#### WHAT YOU NEED TO DO
Report how many lines of the records below include the word "曲靖地区". Give nothing but the number.

## begin

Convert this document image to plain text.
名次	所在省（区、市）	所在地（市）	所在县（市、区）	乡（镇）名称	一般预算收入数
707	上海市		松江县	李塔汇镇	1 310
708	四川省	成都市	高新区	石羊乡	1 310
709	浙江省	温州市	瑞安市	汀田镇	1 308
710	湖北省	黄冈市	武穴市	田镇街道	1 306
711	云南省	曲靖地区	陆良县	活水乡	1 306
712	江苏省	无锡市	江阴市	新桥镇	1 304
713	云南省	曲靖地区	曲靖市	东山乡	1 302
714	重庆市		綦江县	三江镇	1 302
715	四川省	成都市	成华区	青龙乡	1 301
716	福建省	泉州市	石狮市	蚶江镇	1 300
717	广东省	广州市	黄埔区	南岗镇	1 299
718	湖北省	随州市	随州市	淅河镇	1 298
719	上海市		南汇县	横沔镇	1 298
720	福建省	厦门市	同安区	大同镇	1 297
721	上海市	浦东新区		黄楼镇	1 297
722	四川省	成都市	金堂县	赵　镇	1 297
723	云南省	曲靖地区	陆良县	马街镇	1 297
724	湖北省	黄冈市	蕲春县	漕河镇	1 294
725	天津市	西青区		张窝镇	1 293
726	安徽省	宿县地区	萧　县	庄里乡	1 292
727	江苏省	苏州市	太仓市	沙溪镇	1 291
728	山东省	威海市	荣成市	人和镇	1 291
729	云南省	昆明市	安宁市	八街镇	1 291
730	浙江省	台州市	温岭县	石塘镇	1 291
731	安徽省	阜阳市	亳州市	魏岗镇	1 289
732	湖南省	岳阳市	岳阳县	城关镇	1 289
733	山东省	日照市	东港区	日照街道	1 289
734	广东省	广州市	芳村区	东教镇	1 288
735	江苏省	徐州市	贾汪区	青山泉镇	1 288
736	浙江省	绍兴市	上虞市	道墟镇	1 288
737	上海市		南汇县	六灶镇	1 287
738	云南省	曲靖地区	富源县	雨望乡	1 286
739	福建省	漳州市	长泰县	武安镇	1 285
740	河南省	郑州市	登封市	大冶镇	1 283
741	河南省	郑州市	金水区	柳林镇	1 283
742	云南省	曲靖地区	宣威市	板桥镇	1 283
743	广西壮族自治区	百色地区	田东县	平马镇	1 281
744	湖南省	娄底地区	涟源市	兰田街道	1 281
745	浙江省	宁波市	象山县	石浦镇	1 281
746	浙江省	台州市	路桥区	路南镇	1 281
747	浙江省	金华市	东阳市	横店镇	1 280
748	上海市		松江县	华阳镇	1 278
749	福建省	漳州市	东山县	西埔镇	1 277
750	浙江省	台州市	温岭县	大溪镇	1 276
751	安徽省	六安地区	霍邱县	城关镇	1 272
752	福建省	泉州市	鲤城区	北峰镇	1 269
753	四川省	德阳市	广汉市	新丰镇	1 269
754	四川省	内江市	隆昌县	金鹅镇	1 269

## end

#### SOLUTION TO THE PROBLEM
5